(Box coordinate listings)
####
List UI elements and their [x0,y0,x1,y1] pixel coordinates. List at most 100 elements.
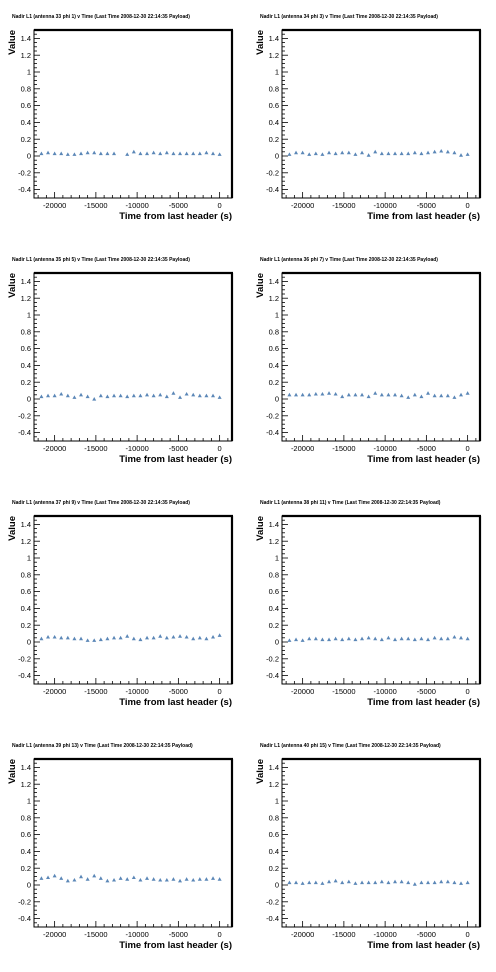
data-point [426,391,431,395]
x-tick-label: -5000 [417,444,436,453]
data-point [327,391,332,395]
data-point [353,392,358,397]
data-point [158,392,163,397]
data-point [445,149,450,154]
y-tick-label: 0.8 [21,327,31,336]
x-tick-label: -10000 [373,201,396,210]
data-point [125,877,130,881]
plot-frame [281,758,481,928]
x-tick-label: 0 [218,930,222,939]
data-point [204,636,209,641]
y-tick-label: 1 [275,311,279,320]
data-point [191,151,196,156]
data-point [313,636,318,641]
data-point [92,150,97,155]
x-tick-label: -15000 [84,201,107,210]
data-point [419,636,424,641]
data-point [313,391,318,396]
data-point [445,636,450,641]
data-point [406,395,411,399]
data-point [191,392,196,397]
y-axis-label: Value [7,516,18,541]
data-point [118,393,123,398]
data-point [465,880,470,885]
y-tick-label: 0.4 [269,847,279,856]
data-point [151,150,156,155]
data-point [178,395,183,399]
data-point [346,879,351,884]
data-point [85,394,90,399]
data-point [79,151,84,156]
data-point [52,873,57,878]
data-point [294,392,299,397]
data-point [386,880,391,885]
chart-svg: Nadir L1 (antenna 40 phi 15) v Time (Las… [255,743,482,951]
x-tick-label: -10000 [373,687,396,696]
data-point [412,637,417,642]
data-point [39,636,44,641]
data-point [300,150,305,155]
y-tick-label: 0 [27,152,31,161]
data-point [360,392,365,397]
data-point [105,394,110,399]
x-tick-label: -10000 [373,444,396,453]
data-point [211,151,216,156]
data-point [92,397,97,401]
data-point [333,391,338,396]
data-point [439,879,444,884]
x-tick-label: -20000 [291,930,314,939]
y-tick-label: 0.2 [269,621,279,630]
data-point [171,391,176,395]
data-point [72,395,77,399]
y-tick-label: 0.6 [269,101,279,110]
data-point [459,392,464,397]
y-tick-label: 0.2 [21,135,31,144]
data-point [151,393,156,398]
data-point [300,881,305,885]
y-tick-label: 0.8 [269,570,279,579]
chart-title: Nadir L1 (antenna 35 phi 5) v Time (Last… [12,257,190,263]
data-point [79,874,84,879]
data-point [393,637,398,642]
x-tick-label: -15000 [84,687,107,696]
data-point [379,392,384,397]
x-tick-label: -15000 [332,687,355,696]
chart-title: Nadir L1 (antenna 40 phi 15) v Time (Las… [260,743,441,749]
chart-title: Nadir L1 (antenna 38 phi 11) v Time (Las… [260,500,441,506]
data-point [65,635,70,640]
data-point [353,152,358,156]
chart-panel: Nadir L1 (antenna 33 phi 1) v Time (Last… [0,0,248,243]
y-tick-label: 0.6 [269,344,279,353]
data-point [204,877,209,881]
data-point [393,392,398,397]
data-point [211,876,216,880]
y-tick-label: 0.6 [21,830,31,839]
x-tick-label: -20000 [43,930,66,939]
data-point [217,395,222,399]
data-point [125,634,130,638]
x-tick-label: 0 [218,444,222,453]
data-point [79,636,84,641]
data-point [39,394,44,399]
x-tick-label: 0 [466,930,470,939]
chart-svg: Nadir L1 (antenna 33 phi 1) v Time (Last… [7,14,234,222]
y-tick-label: 1 [275,68,279,77]
data-point [204,393,209,398]
y-tick-label: -0.4 [266,428,279,437]
data-point [79,392,84,397]
data-point [131,393,136,398]
data-point [406,880,411,885]
data-point [52,634,57,639]
x-tick-label: -10000 [373,930,396,939]
x-axis-label: Time from last header (s) [119,211,232,222]
data-point [459,635,464,640]
y-axis-label: Value [7,273,18,298]
data-point [340,637,345,642]
y-tick-label: 0.6 [21,101,31,110]
data-point [307,880,312,885]
y-tick-label: 1.2 [269,780,279,789]
data-point [439,636,444,641]
data-point [131,149,136,154]
data-point [439,393,444,398]
data-point [204,150,209,155]
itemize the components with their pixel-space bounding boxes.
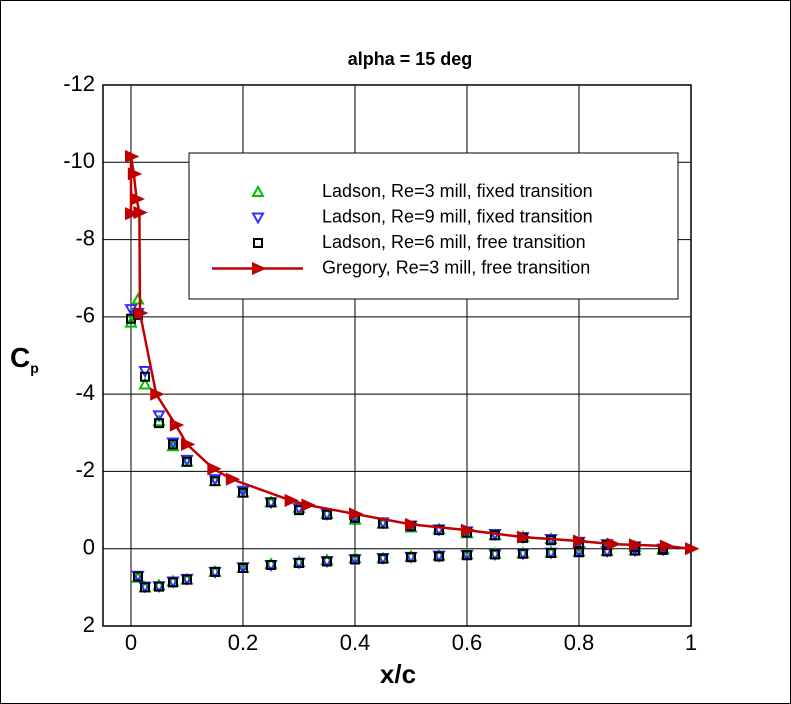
marker (133, 571, 143, 582)
marker (284, 493, 300, 507)
marker (180, 454, 194, 467)
marker (606, 537, 622, 551)
marker (182, 574, 192, 585)
marker (405, 517, 420, 531)
x-tick-label: 0.4 (340, 630, 371, 655)
marker (154, 418, 164, 429)
marker (154, 581, 164, 592)
marker (266, 559, 276, 570)
marker (168, 439, 178, 450)
series-line (129, 156, 692, 550)
x-tick-label: 1 (685, 630, 697, 655)
y-tick-label: -10 (63, 148, 95, 173)
x-tick-label: 0.6 (452, 630, 483, 655)
marker (150, 387, 165, 401)
marker (169, 418, 185, 432)
marker (166, 439, 180, 452)
y-tick-label: -12 (63, 71, 95, 96)
marker (434, 551, 444, 562)
marker (518, 548, 528, 559)
marker (629, 538, 644, 552)
y-tick-label: 2 (83, 612, 95, 637)
marker (138, 377, 152, 390)
marker (659, 539, 675, 553)
marker (349, 507, 364, 521)
marker (462, 550, 472, 561)
marker (573, 534, 588, 548)
legend-label: Ladson, Re=9 mill, fixed transition (322, 206, 593, 226)
marker (236, 485, 250, 498)
marker (490, 530, 500, 541)
marker (238, 563, 248, 574)
marker (266, 497, 276, 508)
legend-label: Ladson, Re=3 mill, fixed transition (322, 181, 593, 201)
marker (166, 437, 180, 450)
y-tick-label: -2 (75, 457, 95, 482)
marker (168, 577, 178, 588)
marker (130, 192, 146, 206)
marker (517, 530, 532, 544)
chart-title: alpha = 15 deg (348, 49, 473, 69)
x-tick-label: 0.8 (564, 630, 595, 655)
marker (126, 313, 136, 324)
legend-label: Ladson, Re=6 mill, free transition (322, 232, 586, 252)
marker (322, 509, 332, 520)
y-label-sub: p (30, 360, 39, 376)
y-label-main: C (10, 342, 30, 373)
legend-marker (251, 184, 265, 197)
legend-marker (251, 212, 265, 225)
marker (133, 306, 149, 320)
marker (685, 542, 700, 556)
marker (490, 549, 500, 560)
marker (152, 414, 166, 427)
legend-marker (252, 261, 267, 276)
marker (378, 553, 388, 564)
marker (181, 437, 196, 451)
marker (125, 207, 140, 221)
legend-box (188, 152, 679, 300)
marker (140, 371, 150, 382)
y-tick-label: -8 (75, 225, 95, 250)
legend-label: Gregory, Re=3 mill, free transition (322, 257, 590, 277)
marker (208, 474, 222, 487)
marker (125, 149, 140, 164)
legend-marker (253, 238, 263, 248)
marker (322, 556, 332, 567)
x-tick-label: 0 (125, 630, 137, 655)
marker (138, 365, 152, 379)
x-tick-label: 0.2 (228, 630, 259, 655)
marker (210, 476, 220, 487)
marker (210, 566, 220, 577)
y-tick-label: 0 (83, 535, 95, 560)
x-axis-label: x/c (380, 659, 416, 689)
marker (133, 205, 148, 220)
marker (225, 472, 241, 486)
marker (294, 505, 304, 516)
marker (182, 456, 192, 467)
marker (574, 547, 584, 558)
marker (546, 547, 556, 558)
marker (152, 410, 166, 423)
marker (350, 554, 360, 565)
marker (140, 582, 150, 593)
marker (406, 552, 416, 563)
y-tick-label: -6 (75, 303, 95, 328)
marker (546, 535, 556, 546)
y-tick-label: -4 (75, 380, 95, 405)
y-axis-label: Cp (10, 342, 39, 375)
marker (238, 487, 248, 498)
plot-area (102, 84, 692, 627)
marker (127, 167, 143, 181)
marker (461, 523, 476, 537)
marker (207, 462, 222, 476)
marker (301, 498, 316, 512)
marker (294, 558, 304, 569)
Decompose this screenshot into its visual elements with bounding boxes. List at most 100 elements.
####
Work instructions -
Pick out each line above that contains the string "plot" and copy those lines in full.

Exercise answer -
plot-frame [281,758,481,928]
plot-area (102, 84, 692, 627)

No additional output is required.